- _Exercise directions_
Check every line of the material below for "Materiales". Give the number of lines that have it, and only that.

- _Source records_
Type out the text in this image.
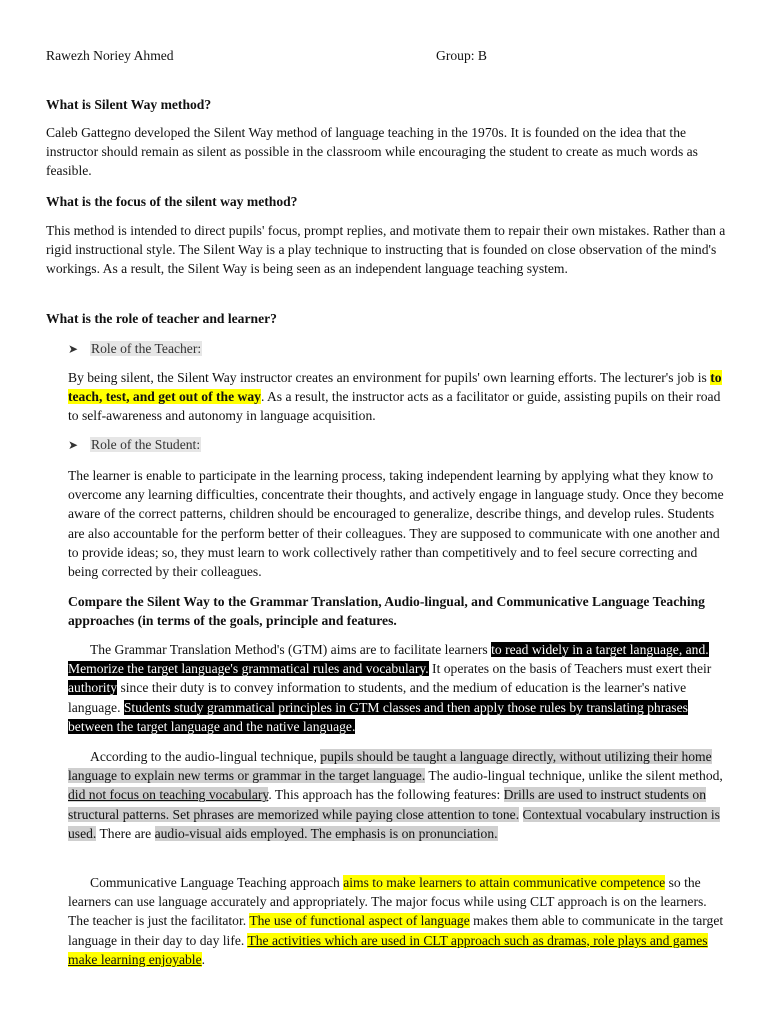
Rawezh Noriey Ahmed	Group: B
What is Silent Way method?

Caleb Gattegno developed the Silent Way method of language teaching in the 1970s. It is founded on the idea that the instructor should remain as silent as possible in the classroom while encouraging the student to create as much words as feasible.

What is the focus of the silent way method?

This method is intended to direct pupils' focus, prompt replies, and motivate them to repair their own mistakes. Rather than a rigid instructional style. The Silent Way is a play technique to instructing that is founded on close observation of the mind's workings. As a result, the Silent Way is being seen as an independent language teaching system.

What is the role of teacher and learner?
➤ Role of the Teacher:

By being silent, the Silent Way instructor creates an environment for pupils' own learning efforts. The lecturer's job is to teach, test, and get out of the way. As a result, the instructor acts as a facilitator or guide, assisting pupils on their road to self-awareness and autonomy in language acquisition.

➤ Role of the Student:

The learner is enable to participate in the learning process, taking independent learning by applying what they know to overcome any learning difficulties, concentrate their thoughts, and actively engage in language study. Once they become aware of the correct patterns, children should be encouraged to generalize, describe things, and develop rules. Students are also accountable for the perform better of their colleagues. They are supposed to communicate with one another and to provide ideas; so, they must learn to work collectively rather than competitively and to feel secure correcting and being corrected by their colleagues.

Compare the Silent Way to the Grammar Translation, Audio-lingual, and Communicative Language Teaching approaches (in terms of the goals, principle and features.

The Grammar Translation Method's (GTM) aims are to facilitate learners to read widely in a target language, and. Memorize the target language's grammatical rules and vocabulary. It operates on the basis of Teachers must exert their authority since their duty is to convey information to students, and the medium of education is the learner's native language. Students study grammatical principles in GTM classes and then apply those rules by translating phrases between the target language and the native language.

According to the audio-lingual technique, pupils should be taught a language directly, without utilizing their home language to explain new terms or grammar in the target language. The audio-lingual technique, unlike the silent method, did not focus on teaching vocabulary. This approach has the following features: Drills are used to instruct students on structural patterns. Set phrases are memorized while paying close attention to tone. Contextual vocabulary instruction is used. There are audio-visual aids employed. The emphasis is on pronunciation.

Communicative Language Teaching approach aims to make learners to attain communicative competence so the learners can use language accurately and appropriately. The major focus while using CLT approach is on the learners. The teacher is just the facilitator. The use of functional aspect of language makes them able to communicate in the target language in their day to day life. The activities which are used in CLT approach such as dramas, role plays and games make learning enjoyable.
--
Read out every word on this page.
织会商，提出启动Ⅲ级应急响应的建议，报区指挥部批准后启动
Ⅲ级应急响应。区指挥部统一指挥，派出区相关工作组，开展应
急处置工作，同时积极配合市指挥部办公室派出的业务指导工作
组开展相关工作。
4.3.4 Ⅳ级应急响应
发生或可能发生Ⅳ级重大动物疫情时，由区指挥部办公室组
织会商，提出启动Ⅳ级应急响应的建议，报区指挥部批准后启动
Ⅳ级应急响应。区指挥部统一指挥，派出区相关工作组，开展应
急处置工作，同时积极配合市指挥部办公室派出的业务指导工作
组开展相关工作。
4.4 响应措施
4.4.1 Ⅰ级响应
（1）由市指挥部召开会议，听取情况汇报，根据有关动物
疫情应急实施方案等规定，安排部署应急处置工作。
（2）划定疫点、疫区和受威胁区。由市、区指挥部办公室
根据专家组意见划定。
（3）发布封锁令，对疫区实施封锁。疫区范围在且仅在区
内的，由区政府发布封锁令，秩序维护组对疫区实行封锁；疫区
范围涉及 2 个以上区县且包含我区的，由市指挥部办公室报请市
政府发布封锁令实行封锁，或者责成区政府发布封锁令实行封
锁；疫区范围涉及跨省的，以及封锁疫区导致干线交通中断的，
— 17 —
==
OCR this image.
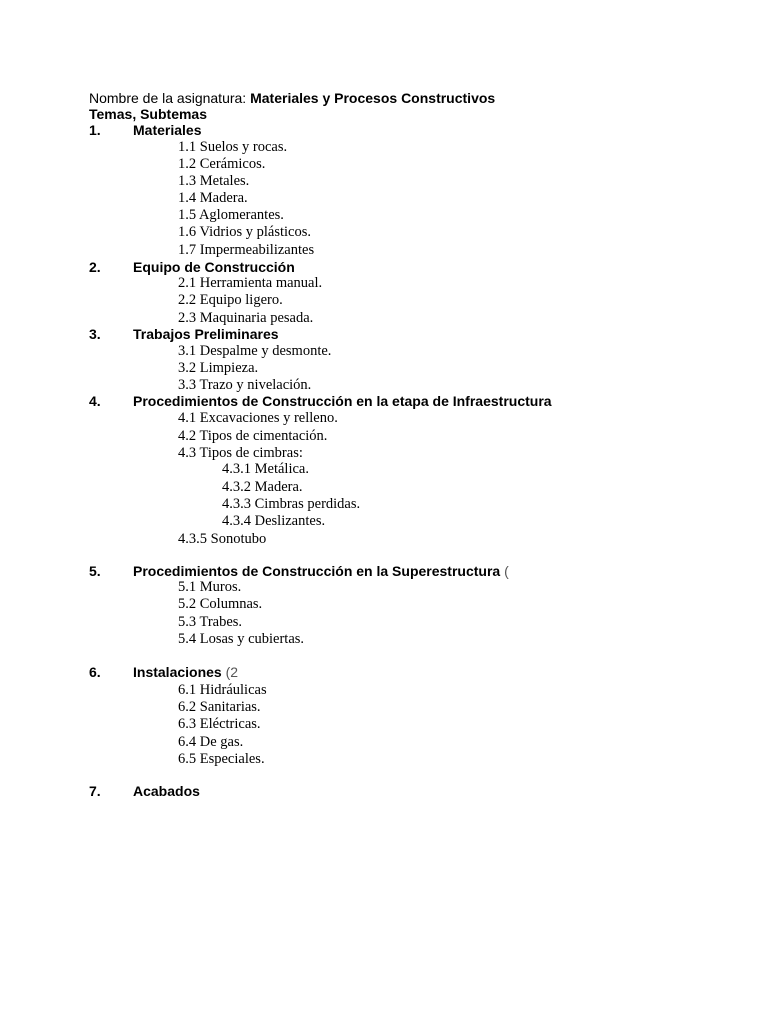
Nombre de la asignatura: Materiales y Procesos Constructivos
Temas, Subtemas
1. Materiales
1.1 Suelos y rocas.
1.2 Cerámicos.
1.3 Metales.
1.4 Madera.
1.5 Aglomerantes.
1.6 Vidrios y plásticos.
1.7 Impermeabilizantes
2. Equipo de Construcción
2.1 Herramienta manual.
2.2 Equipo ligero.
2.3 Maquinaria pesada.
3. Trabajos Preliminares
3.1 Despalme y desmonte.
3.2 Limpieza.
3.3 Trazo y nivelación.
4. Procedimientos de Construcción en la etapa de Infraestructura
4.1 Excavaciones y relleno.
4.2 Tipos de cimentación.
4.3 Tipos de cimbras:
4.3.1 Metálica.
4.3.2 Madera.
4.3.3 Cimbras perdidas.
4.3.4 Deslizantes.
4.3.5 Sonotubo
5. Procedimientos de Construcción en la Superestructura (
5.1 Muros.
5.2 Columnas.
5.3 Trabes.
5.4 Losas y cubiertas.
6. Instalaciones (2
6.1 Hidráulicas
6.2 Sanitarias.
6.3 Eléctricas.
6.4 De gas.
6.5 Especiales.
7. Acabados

- _Written reply_
2